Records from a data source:
===============
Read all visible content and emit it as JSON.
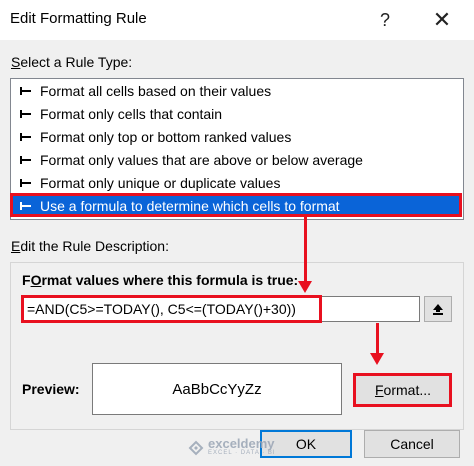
{
  "window": {
    "title": "Edit Formatting Rule",
    "help_glyph": "?",
    "close_glyph": "✕"
  },
  "rule_type": {
    "label_prefix": "",
    "label_accel": "S",
    "label_rest": "elect a Rule Type:",
    "items": [
      {
        "label": "Format all cells based on their values"
      },
      {
        "label": "Format only cells that contain"
      },
      {
        "label": "Format only top or bottom ranked values"
      },
      {
        "label": "Format only values that are above or below average"
      },
      {
        "label": "Format only unique or duplicate values"
      },
      {
        "label": "Use a formula to determine which cells to format"
      }
    ],
    "selected_index": 5
  },
  "description": {
    "label_prefix": "",
    "label_accel": "E",
    "label_rest": "dit the Rule Description:",
    "heading_accel": "O",
    "heading_before": "F",
    "heading_after": "rmat values where this formula is true:",
    "formula_value": "=AND(C5>=TODAY(), C5<=(TODAY()+30))",
    "preview_label": "Preview:",
    "preview_text": "AaBbCcYyZz",
    "format_button_accel": "F",
    "format_button_rest": "ormat..."
  },
  "footer": {
    "ok_label": "OK",
    "cancel_label": "Cancel"
  },
  "watermark": {
    "name": "exceldemy",
    "tagline": "EXCEL · DATA · BI"
  },
  "colors": {
    "selection": "#0a64d8",
    "highlight": "#e8101f",
    "default_button_border": "#0078d7"
  }
}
===============
_About this exercise_
Print each entry shown above with exact wording and no pictures.

_The completed task_
Read all visible content and emit it as JSON.
{
  "window": {
    "title": "Edit Formatting Rule",
    "help_glyph": "?",
    "close_glyph": "✕"
  },
  "rule_type": {
    "label_prefix": "",
    "label_accel": "S",
    "label_rest": "elect a Rule Type:",
    "items": [
      {
        "label": "Format all cells based on their values"
      },
      {
        "label": "Format only cells that contain"
      },
      {
        "label": "Format only top or bottom ranked values"
      },
      {
        "label": "Format only values that are above or below average"
      },
      {
        "label": "Format only unique or duplicate values"
      },
      {
        "label": "Use a formula to determine which cells to format"
      }
    ],
    "selected_index": 5
  },
  "description": {
    "label_prefix": "",
    "label_accel": "E",
    "label_rest": "dit the Rule Description:",
    "heading_accel": "O",
    "heading_before": "F",
    "heading_after": "rmat values where this formula is true:",
    "formula_value": "=AND(C5>=TODAY(), C5<=(TODAY()+30))",
    "preview_label": "Preview:",
    "preview_text": "AaBbCcYyZz",
    "format_button_accel": "F",
    "format_button_rest": "ormat..."
  },
  "footer": {
    "ok_label": "OK",
    "cancel_label": "Cancel"
  },
  "watermark": {
    "name": "exceldemy",
    "tagline": "EXCEL · DATA · BI"
  },
  "colors": {
    "selection": "#0a64d8",
    "highlight": "#e8101f",
    "default_button_border": "#0078d7"
  }
}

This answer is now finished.